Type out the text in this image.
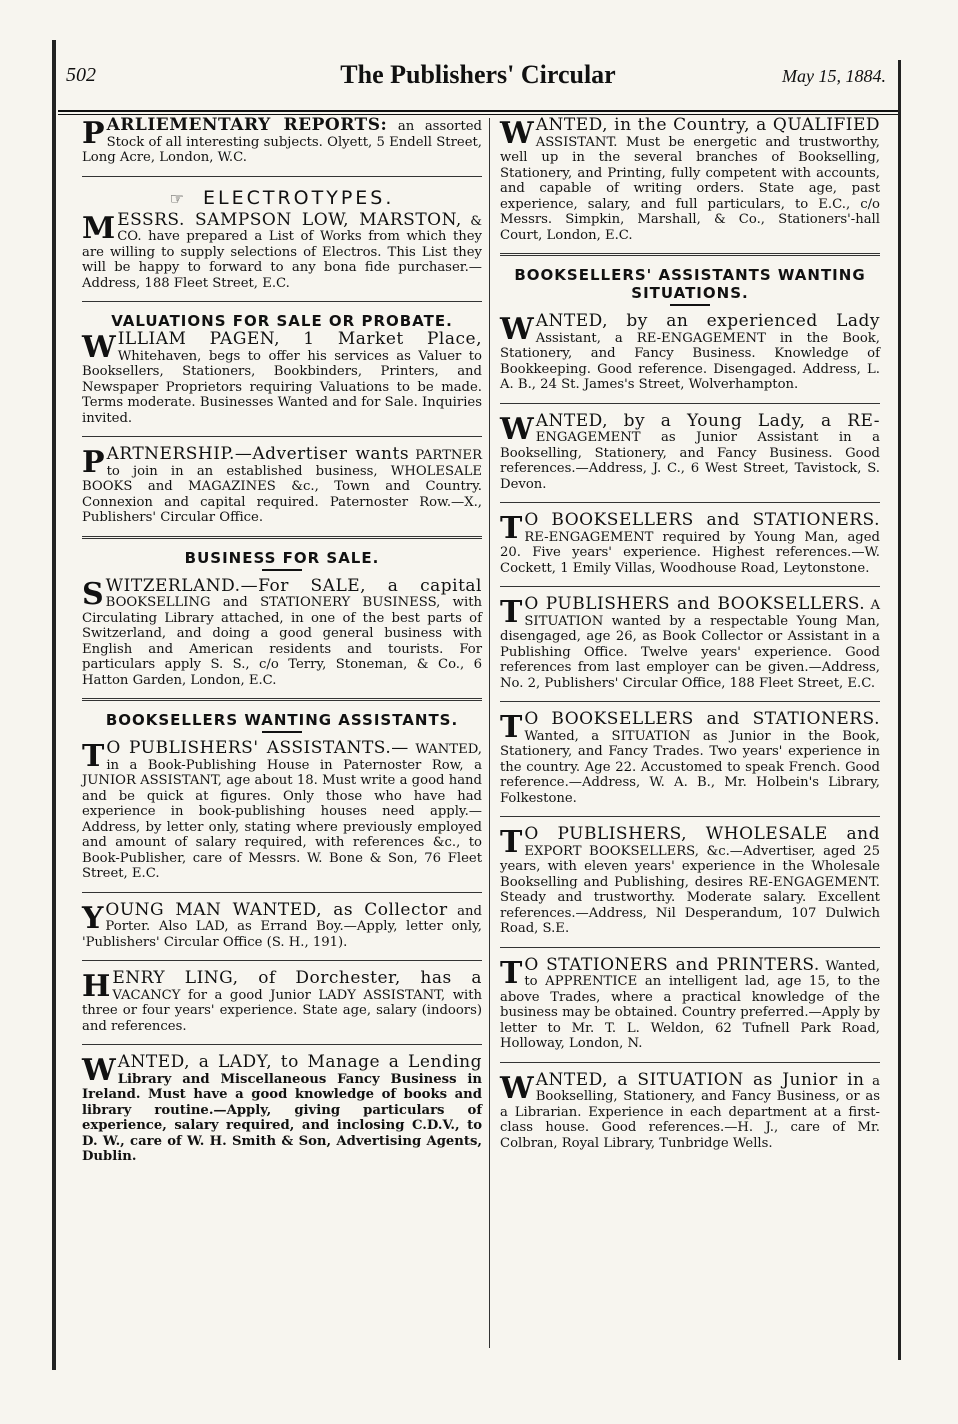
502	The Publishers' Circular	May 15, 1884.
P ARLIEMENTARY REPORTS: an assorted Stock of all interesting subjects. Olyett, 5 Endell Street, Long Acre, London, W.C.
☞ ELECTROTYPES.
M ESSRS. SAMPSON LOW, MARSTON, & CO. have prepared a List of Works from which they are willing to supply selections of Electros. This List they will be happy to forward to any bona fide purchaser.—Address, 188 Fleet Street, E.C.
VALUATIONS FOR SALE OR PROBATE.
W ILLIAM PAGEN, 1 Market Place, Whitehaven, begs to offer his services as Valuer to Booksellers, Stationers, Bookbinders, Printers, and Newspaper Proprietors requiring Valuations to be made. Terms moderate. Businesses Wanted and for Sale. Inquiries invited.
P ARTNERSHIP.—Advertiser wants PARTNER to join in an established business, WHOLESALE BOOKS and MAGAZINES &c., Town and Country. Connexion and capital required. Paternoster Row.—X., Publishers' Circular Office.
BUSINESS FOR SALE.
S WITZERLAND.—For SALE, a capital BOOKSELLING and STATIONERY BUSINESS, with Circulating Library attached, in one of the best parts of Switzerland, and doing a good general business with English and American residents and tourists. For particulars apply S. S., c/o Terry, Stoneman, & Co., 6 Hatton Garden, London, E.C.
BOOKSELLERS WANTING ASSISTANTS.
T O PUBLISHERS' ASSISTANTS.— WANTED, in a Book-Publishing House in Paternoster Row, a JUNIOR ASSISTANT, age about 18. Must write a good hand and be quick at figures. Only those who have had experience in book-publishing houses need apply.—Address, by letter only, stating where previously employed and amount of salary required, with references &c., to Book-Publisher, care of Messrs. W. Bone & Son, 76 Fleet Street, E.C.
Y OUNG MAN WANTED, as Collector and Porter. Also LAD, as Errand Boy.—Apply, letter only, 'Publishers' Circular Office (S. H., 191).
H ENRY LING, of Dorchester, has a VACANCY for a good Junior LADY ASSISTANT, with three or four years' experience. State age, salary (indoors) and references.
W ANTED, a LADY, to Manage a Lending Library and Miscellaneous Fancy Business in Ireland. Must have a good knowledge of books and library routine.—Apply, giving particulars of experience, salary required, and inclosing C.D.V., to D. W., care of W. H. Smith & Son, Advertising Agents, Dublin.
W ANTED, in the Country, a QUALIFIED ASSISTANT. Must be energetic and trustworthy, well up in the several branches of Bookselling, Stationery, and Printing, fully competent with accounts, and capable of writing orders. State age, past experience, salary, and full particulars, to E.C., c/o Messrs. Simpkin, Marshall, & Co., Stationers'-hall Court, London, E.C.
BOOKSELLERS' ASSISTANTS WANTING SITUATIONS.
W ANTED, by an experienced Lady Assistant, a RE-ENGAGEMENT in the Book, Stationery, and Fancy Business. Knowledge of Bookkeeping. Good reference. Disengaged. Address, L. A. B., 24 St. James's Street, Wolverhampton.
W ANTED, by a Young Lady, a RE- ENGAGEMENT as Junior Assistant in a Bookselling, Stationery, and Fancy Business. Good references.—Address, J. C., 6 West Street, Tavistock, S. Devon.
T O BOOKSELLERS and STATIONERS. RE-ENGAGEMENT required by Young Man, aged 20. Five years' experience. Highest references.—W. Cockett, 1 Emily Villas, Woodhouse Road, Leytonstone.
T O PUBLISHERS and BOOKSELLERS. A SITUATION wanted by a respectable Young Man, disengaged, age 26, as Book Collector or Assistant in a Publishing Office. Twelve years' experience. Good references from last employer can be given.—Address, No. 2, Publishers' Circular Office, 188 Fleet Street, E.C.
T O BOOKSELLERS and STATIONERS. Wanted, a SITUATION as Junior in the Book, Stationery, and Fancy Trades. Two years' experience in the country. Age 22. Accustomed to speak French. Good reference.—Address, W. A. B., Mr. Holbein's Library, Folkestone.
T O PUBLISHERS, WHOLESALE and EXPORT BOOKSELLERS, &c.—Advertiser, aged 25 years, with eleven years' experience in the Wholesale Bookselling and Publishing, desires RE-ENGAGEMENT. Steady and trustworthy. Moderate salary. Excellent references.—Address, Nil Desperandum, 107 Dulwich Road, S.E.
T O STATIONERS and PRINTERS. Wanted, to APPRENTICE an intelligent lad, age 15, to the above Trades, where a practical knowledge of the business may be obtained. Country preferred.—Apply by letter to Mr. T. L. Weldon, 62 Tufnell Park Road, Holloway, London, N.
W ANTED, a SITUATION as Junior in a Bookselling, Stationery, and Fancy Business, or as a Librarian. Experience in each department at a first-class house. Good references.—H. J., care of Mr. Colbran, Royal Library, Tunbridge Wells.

> _To be done_
Return every line from the records above that holds the word "State".

> _Response to the task_
H ENRY LING, of Dorchester, has a VACANCY for a good Junior LADY ASSISTANT, with three or four years' experience. State age, salary (indoors) and references.
W ANTED, in the Country, a QUALIFIED ASSISTANT. Must be energetic and trustworthy, well up in the several branches of Bookselling, Stationery, and Printing, fully competent with accounts, and capable of writing orders. State age, past experience, salary, and full particulars, to E.C., c/o Messrs. Simpkin, Marshall, & Co., Stationers'-hall Court, London, E.C.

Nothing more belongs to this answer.